Exercise description :: Search the data for the string "text" and gather each line it is in.

>> START

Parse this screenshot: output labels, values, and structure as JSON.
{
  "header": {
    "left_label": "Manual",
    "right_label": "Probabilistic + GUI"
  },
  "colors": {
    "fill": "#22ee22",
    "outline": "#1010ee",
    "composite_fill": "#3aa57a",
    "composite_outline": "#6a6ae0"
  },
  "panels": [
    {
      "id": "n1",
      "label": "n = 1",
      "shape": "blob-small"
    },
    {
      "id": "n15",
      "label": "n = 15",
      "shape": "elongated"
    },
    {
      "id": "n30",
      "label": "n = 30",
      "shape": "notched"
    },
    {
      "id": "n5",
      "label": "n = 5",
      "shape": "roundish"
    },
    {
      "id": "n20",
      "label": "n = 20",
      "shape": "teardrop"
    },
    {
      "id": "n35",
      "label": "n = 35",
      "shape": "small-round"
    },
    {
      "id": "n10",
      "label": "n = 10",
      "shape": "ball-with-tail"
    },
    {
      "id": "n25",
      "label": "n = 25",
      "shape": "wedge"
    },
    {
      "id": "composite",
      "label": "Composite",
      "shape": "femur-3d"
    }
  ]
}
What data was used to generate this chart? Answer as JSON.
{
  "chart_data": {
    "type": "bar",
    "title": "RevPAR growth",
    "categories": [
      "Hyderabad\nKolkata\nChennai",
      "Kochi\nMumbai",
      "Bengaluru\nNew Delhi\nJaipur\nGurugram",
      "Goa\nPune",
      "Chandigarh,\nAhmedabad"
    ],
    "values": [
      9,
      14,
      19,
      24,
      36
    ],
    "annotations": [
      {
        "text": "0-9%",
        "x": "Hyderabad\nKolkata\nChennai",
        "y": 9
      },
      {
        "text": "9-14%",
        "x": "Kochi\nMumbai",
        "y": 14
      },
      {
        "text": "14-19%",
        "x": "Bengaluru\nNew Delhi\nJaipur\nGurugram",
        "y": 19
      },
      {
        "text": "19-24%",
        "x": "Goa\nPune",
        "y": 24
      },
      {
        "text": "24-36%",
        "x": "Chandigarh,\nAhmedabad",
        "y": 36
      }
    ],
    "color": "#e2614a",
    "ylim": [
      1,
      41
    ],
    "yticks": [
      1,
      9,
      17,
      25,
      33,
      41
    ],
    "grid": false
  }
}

>> END

Result for this task ::
        "text": "0-9%",
        "text": "9-14%",
        "text": "14-19%",
        "text": "19-24%",
        "text": "24-36%",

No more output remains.